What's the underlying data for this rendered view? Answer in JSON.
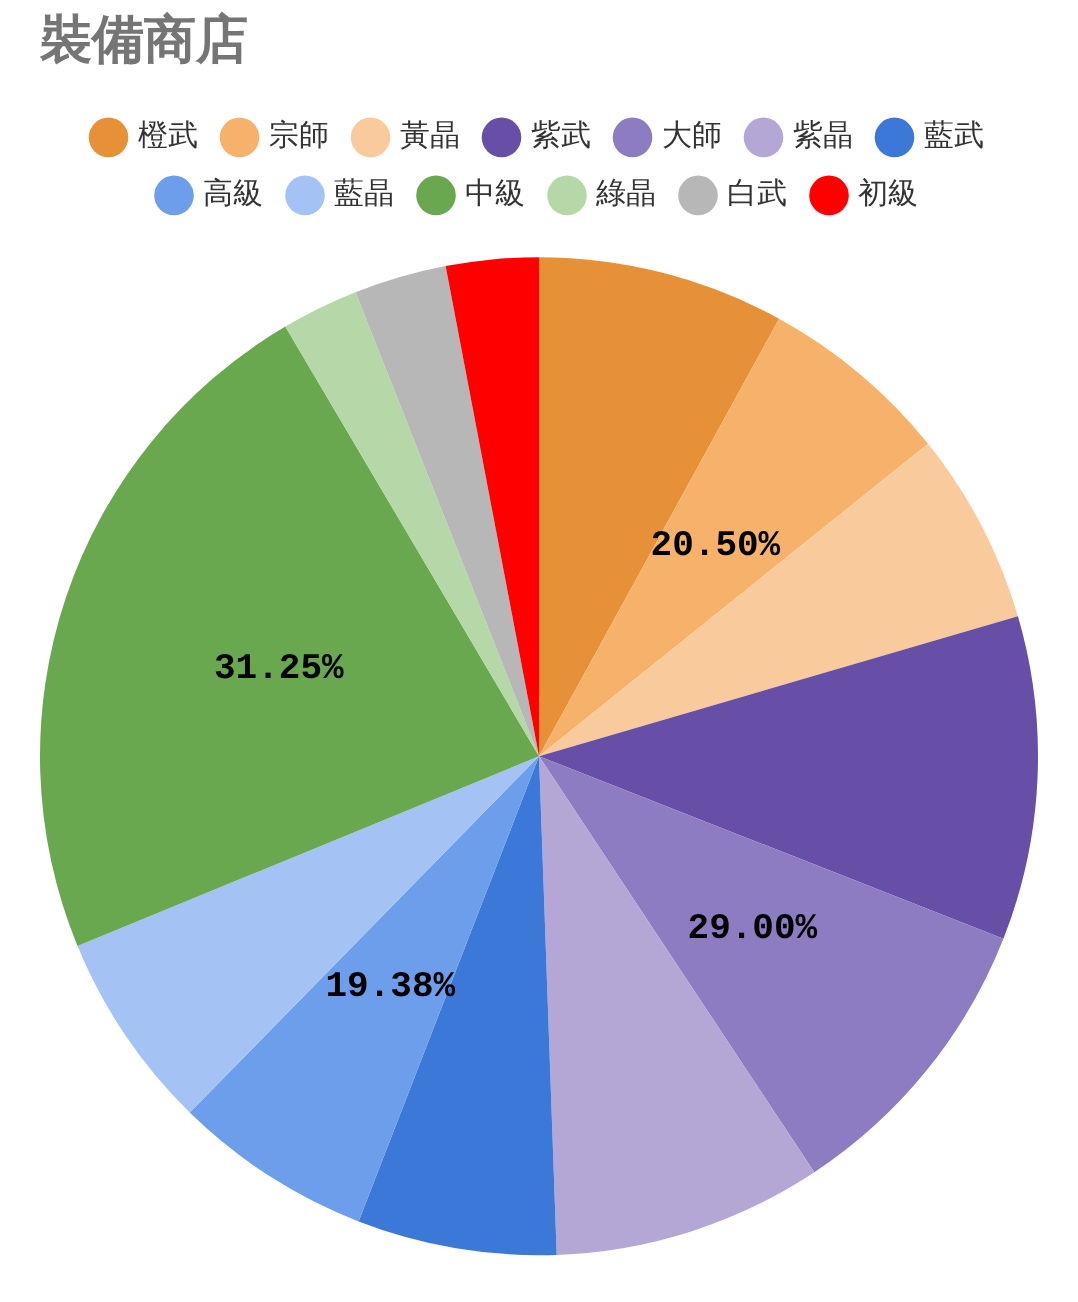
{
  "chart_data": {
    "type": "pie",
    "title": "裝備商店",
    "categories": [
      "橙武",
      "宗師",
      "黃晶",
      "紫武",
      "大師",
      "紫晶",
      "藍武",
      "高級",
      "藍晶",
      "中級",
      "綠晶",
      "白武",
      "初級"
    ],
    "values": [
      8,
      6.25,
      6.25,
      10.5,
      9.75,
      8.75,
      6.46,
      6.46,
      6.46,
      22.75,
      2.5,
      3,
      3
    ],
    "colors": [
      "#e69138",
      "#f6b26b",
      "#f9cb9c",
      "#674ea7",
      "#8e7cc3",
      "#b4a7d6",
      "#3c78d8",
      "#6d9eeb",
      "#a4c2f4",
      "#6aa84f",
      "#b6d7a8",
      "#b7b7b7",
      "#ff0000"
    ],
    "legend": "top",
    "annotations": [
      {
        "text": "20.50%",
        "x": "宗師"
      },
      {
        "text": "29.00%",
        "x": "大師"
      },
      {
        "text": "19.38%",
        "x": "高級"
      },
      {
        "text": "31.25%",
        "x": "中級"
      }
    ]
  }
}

|---|

* **The task**:
Copy down every line of the material above that includes the string "text".

* **Result of this task**:
        "text": "20.50%",
        "text": "29.00%",
        "text": "19.38%",
        "text": "31.25%",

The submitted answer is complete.